Information supplied →
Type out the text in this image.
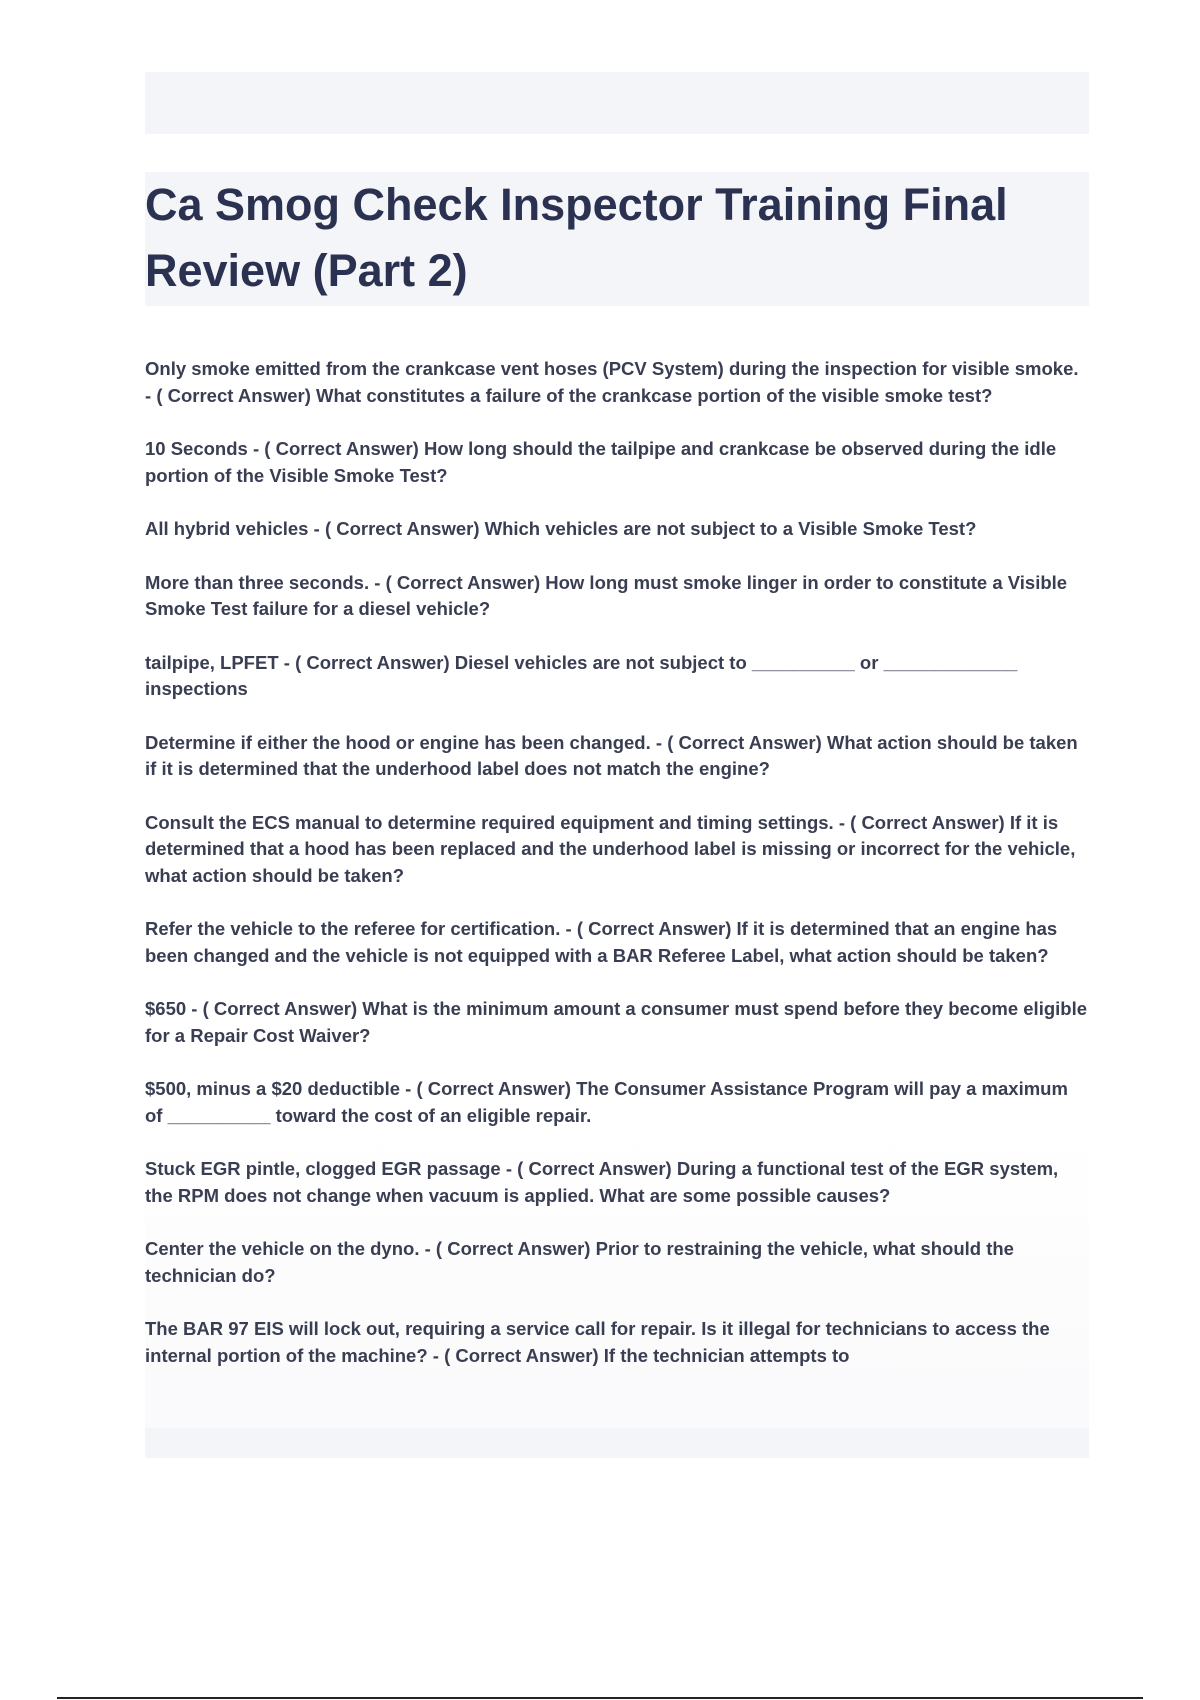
Ca Smog Check Inspector Training Final Review (Part 2)

Only smoke emitted from the crankcase vent hoses (PCV System) during the inspection for visible smoke. - ( Correct Answer) What constitutes a failure of the crankcase portion of the visible smoke test?

10 Seconds - ( Correct Answer) How long should the tailpipe and crankcase be observed during the idle portion of the Visible Smoke Test?

All hybrid vehicles - ( Correct Answer) Which vehicles are not subject to a Visible Smoke Test?

More than three seconds. - ( Correct Answer) How long must smoke linger in order to constitute a Visible Smoke Test failure for a diesel vehicle?

tailpipe, LPFET - ( Correct Answer) Diesel vehicles are not subject to __________ or _____________ inspections

Determine if either the hood or engine has been changed. - ( Correct Answer) What action should be taken if it is determined that the underhood label does not match the engine?

Consult the ECS manual to determine required equipment and timing settings. - ( Correct Answer) If it is determined that a hood has been replaced and the underhood label is missing or incorrect for the vehicle, what action should be taken?

Refer the vehicle to the referee for certification. - ( Correct Answer) If it is determined that an engine has been changed and the vehicle is not equipped with a BAR Referee Label, what action should be taken?

$650 - ( Correct Answer) What is the minimum amount a consumer must spend before they become eligible for a Repair Cost Waiver?

$500, minus a $20 deductible - ( Correct Answer) The Consumer Assistance Program will pay a maximum of __________ toward the cost of an eligible repair.

Stuck EGR pintle, clogged EGR passage - ( Correct Answer) During a functional test of the EGR system, the RPM does not change when vacuum is applied. What are some possible causes?

Center the vehicle on the dyno. - ( Correct Answer) Prior to restraining the vehicle, what should the technician do?

The BAR 97 EIS will lock out, requiring a service call for repair. Is it illegal for technicians to access the internal portion of the machine? - ( Correct Answer) If the technician attempts to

The problem →
Say how many lines in the entries contain the string "subject", and leave out everything else.

Correct answer →
2